| MATERIAL FOR THE TASK |
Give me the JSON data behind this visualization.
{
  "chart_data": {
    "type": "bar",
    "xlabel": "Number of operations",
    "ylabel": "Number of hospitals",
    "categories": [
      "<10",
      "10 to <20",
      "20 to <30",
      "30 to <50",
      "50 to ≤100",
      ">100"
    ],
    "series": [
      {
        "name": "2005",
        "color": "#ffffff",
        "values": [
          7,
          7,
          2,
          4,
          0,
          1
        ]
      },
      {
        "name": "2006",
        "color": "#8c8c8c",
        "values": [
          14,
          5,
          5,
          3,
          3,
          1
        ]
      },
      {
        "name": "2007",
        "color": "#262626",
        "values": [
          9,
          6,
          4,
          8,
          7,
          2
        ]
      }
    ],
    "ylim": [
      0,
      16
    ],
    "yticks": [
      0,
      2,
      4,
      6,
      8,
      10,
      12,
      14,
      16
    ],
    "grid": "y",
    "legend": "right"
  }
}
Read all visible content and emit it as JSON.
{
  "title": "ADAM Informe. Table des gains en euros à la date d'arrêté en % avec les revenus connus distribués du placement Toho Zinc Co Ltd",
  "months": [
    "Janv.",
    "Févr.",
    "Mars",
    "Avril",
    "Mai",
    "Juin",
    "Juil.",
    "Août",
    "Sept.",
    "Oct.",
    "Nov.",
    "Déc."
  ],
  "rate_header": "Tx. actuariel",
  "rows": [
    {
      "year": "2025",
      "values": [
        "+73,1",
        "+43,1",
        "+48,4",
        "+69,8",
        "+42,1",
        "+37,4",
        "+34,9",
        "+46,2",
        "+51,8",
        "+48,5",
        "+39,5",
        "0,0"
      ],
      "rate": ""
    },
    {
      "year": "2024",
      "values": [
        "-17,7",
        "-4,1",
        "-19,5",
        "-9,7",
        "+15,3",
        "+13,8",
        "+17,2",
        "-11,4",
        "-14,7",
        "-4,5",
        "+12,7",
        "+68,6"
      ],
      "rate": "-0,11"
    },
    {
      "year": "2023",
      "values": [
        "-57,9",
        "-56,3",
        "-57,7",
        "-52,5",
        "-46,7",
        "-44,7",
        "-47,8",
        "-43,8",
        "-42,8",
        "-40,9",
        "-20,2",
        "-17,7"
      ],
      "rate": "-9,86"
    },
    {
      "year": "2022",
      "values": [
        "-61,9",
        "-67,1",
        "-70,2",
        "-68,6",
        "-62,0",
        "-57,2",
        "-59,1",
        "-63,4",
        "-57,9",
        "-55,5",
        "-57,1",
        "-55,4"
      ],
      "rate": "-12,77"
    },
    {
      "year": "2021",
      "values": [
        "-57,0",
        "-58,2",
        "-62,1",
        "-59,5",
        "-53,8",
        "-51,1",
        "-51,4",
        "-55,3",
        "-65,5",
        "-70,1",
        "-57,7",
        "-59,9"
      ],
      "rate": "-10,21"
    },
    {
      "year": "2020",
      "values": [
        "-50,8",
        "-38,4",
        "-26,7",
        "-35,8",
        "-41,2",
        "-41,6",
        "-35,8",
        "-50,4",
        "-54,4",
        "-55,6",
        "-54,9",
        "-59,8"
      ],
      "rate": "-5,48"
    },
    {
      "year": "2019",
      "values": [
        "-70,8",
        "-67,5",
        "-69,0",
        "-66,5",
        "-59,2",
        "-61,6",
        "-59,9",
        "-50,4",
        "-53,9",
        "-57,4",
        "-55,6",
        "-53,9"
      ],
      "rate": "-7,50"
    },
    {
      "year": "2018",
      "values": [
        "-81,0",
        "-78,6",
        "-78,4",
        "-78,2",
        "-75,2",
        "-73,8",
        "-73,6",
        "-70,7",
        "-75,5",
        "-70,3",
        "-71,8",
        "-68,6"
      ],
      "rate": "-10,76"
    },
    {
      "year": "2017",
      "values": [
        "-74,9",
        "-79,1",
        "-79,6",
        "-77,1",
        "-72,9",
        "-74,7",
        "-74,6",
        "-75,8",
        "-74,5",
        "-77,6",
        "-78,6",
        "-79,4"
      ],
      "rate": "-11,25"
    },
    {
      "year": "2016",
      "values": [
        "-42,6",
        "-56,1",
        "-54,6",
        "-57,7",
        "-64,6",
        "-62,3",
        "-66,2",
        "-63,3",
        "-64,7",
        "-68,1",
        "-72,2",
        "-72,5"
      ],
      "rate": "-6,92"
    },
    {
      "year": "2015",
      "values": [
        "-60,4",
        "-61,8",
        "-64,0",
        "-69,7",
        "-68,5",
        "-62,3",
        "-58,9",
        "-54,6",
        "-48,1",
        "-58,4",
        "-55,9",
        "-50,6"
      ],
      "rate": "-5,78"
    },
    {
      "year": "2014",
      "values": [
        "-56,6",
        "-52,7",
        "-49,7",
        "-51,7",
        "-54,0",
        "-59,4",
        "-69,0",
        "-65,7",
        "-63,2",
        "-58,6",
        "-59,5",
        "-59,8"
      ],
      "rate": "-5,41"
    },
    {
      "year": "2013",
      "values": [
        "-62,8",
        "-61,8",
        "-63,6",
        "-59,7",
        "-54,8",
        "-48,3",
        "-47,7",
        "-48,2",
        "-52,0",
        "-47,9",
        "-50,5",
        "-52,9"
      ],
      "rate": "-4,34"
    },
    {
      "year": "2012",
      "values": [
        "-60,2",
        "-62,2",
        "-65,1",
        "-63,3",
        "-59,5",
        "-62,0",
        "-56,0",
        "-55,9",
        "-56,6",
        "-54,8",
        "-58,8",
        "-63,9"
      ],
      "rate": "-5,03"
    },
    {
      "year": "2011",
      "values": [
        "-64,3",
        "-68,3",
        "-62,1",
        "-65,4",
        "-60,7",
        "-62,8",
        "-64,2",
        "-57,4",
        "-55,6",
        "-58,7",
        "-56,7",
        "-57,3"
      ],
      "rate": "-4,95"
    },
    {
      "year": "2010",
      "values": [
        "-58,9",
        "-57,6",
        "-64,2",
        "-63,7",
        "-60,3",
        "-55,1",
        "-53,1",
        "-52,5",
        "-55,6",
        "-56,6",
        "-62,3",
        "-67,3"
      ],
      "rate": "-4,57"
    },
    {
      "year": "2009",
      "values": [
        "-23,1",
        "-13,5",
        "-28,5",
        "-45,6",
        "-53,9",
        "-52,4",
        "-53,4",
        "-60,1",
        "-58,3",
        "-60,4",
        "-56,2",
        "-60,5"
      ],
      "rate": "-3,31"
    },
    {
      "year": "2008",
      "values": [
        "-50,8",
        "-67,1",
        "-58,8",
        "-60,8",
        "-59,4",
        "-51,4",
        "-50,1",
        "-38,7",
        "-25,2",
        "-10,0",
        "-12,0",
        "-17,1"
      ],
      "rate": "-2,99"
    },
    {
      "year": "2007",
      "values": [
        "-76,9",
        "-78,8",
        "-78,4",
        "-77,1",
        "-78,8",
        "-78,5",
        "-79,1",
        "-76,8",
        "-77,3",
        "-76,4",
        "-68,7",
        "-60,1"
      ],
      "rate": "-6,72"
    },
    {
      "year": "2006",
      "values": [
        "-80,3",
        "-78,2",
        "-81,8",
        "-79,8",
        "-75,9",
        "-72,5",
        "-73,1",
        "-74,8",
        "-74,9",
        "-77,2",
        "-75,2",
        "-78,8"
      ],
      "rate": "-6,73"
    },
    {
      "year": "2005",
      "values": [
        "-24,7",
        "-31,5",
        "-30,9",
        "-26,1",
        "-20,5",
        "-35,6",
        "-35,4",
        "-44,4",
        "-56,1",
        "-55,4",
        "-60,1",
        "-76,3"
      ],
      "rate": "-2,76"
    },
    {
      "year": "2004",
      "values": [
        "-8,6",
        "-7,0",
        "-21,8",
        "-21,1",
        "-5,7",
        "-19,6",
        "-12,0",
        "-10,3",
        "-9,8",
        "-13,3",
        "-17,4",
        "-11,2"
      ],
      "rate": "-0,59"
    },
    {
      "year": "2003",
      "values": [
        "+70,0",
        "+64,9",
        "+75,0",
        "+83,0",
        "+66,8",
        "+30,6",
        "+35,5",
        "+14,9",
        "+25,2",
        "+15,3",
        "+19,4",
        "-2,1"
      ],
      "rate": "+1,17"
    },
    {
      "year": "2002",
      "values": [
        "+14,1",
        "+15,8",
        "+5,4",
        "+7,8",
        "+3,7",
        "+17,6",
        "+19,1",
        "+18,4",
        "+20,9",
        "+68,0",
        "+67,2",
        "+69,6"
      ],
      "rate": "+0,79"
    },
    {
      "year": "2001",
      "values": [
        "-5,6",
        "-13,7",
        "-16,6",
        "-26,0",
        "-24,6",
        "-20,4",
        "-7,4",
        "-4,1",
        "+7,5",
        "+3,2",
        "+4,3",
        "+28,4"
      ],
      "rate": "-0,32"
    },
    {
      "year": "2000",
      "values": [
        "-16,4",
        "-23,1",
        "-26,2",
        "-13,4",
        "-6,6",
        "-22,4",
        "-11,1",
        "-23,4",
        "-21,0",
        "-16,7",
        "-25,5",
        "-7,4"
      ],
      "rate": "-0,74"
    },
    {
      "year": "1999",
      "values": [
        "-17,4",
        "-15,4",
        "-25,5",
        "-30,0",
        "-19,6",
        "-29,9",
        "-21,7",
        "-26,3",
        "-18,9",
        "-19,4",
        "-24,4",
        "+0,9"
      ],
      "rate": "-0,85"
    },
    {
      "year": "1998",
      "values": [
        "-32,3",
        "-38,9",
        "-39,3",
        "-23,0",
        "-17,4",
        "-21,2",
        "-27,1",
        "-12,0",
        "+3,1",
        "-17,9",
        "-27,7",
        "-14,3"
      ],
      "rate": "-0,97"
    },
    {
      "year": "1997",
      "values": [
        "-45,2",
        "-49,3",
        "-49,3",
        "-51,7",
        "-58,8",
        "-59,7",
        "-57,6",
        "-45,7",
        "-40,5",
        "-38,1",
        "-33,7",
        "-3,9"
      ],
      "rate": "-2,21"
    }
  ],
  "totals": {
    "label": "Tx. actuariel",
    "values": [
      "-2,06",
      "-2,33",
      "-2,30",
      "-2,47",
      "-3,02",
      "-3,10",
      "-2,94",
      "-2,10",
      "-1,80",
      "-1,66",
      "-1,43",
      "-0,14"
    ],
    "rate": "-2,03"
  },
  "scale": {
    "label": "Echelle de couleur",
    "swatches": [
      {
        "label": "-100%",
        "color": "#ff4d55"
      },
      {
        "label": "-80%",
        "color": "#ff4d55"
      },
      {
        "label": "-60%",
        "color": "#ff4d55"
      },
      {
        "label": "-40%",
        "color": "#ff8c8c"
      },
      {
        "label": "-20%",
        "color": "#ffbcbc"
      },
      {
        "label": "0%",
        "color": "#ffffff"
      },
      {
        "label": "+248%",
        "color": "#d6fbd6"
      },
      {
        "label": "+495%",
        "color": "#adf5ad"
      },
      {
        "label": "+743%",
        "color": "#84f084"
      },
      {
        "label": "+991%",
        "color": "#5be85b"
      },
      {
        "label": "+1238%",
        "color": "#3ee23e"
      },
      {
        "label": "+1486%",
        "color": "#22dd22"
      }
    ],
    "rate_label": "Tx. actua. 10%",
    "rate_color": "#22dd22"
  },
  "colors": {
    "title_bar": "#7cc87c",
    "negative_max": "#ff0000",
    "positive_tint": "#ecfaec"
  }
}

| EXERCISE DESCRIPTION |
Copy out every line with the word "Number".

| THE SOLUTION |
    "xlabel": "Number of operations",
    "ylabel": "Number of hospitals",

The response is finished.